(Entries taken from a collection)
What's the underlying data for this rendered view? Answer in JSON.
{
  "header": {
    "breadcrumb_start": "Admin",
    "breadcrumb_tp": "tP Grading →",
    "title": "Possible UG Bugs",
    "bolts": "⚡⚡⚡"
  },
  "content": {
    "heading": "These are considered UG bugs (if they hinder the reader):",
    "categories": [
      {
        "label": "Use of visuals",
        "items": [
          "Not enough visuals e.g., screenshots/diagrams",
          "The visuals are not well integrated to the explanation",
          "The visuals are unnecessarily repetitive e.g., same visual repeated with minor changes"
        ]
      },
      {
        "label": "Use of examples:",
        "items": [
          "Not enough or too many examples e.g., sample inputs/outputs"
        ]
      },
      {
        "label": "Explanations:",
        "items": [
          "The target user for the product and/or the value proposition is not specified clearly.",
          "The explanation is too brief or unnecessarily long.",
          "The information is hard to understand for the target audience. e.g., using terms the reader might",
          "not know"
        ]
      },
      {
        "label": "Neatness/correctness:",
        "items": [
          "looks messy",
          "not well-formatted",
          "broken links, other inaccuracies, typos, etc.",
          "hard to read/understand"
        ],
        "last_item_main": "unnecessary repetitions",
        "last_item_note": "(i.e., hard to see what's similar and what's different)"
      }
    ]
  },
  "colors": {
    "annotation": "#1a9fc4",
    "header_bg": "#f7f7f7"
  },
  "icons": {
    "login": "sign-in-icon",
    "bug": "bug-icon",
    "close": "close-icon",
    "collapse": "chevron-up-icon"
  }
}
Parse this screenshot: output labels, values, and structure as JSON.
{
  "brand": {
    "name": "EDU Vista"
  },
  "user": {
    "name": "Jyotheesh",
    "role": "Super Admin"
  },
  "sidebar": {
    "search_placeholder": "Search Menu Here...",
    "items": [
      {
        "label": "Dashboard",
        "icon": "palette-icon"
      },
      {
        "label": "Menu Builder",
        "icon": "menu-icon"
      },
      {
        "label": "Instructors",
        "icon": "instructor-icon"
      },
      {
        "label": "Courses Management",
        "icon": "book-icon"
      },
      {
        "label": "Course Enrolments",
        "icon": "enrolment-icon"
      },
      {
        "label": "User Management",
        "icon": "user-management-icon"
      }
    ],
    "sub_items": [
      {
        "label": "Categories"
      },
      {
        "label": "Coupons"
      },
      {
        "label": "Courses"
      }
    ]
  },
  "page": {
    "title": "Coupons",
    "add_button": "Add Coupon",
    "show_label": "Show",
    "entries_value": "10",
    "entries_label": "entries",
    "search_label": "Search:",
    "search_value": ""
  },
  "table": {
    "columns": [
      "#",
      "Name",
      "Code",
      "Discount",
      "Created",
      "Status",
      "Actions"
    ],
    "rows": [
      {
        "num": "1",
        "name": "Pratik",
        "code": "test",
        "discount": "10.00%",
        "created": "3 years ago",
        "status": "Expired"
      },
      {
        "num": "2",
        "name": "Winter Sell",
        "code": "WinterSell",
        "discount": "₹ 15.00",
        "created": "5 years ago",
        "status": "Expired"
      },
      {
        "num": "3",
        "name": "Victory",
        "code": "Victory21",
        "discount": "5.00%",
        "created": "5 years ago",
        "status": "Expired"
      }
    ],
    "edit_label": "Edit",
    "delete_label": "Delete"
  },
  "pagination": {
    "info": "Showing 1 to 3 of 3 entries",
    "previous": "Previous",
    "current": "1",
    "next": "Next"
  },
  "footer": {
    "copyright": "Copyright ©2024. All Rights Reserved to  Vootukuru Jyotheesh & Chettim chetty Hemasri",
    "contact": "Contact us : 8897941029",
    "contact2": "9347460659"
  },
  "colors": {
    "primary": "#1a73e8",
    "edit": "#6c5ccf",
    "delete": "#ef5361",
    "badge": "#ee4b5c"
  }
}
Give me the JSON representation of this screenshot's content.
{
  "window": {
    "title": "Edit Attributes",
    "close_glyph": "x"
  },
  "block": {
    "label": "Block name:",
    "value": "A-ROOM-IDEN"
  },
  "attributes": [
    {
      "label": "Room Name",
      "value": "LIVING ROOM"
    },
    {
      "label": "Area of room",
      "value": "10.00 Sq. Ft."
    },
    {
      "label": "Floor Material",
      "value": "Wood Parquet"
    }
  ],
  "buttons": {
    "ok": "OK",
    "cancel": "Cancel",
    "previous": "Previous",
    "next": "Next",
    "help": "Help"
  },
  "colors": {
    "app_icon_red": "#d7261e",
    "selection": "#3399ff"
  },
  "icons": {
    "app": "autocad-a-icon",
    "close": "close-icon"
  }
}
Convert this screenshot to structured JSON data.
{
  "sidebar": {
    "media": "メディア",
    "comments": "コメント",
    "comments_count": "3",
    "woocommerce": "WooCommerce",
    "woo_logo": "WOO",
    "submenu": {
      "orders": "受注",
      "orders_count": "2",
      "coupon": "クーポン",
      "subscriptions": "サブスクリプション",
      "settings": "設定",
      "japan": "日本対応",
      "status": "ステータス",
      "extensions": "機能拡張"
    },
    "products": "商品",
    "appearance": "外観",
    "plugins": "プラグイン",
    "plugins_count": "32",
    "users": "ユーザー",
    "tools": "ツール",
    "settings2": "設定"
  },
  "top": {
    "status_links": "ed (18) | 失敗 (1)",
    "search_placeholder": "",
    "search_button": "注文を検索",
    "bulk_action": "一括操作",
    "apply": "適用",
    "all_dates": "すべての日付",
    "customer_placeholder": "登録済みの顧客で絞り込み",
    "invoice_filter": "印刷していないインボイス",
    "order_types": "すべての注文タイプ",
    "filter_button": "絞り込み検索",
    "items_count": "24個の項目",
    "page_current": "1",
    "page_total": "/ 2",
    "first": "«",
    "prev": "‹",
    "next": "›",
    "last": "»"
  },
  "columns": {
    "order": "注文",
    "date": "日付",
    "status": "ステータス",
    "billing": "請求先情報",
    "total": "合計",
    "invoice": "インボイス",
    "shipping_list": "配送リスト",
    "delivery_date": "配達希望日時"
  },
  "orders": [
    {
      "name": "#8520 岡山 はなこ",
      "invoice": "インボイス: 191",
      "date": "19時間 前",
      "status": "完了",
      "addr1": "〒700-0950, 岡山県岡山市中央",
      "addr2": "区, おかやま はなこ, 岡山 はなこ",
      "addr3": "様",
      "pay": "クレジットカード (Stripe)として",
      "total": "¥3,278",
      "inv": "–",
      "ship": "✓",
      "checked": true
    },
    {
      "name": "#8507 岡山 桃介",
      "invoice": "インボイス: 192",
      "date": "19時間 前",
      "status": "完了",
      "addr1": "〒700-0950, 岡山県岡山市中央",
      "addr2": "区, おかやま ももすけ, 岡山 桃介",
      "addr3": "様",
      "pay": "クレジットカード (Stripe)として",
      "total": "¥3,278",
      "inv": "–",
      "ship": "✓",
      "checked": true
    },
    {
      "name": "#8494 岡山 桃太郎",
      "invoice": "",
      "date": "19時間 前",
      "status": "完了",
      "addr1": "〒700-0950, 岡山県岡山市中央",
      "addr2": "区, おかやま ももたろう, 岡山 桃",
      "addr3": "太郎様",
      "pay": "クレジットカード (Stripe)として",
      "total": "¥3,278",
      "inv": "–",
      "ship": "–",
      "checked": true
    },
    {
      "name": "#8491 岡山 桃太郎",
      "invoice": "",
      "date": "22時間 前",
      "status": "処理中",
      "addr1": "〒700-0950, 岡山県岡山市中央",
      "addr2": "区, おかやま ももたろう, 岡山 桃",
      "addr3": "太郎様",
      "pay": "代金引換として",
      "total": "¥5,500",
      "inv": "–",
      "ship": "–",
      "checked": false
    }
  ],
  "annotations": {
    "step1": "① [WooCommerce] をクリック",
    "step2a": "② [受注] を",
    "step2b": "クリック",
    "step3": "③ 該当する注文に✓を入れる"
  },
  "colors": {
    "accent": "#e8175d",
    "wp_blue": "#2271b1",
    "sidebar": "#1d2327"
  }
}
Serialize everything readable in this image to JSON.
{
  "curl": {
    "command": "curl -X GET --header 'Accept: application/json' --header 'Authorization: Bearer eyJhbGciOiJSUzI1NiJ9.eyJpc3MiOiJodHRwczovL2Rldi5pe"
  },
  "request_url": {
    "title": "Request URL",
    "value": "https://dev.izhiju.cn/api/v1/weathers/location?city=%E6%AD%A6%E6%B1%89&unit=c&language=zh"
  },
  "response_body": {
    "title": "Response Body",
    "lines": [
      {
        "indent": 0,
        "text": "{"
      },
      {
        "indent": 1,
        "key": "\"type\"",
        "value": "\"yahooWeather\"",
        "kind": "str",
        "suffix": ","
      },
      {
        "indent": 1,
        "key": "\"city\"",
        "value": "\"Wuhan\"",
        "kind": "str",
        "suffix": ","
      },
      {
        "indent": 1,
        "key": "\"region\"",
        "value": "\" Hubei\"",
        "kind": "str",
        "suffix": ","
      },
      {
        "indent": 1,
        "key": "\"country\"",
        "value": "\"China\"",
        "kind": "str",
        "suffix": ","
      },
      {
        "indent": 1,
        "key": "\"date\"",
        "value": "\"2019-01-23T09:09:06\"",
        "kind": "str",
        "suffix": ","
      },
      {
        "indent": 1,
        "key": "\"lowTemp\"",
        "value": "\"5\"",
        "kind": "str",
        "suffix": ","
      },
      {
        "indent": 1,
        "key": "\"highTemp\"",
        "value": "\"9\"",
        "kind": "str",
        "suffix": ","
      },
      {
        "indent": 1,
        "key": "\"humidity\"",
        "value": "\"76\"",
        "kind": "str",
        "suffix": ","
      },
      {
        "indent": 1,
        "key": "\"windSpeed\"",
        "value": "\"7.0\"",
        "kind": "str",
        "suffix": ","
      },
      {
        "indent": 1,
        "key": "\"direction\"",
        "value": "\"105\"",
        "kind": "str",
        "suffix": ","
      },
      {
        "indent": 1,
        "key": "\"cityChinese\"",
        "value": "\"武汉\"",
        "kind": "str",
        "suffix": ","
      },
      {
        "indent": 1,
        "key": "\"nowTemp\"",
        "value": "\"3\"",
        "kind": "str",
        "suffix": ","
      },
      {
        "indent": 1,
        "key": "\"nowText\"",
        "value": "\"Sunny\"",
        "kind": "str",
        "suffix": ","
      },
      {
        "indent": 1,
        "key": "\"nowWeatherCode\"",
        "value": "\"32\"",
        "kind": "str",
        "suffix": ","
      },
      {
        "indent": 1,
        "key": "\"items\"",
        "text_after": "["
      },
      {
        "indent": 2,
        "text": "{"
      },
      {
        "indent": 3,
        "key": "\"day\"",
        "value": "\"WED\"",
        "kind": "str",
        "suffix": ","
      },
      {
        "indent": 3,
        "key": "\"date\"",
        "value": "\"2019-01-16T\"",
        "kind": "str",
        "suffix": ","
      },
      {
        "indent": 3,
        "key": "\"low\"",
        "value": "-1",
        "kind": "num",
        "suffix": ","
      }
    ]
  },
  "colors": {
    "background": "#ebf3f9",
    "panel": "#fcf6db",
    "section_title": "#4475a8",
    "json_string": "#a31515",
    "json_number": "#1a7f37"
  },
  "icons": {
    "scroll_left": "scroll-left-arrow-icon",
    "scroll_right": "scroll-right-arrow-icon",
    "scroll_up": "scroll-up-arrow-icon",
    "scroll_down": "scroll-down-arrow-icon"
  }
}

* Directions
Copy each line of the listing that holds the word "data".

* Result for this exercise
What's the underlying data for this rendered view? Answer in JSON.
Convert this screenshot to structured JSON data.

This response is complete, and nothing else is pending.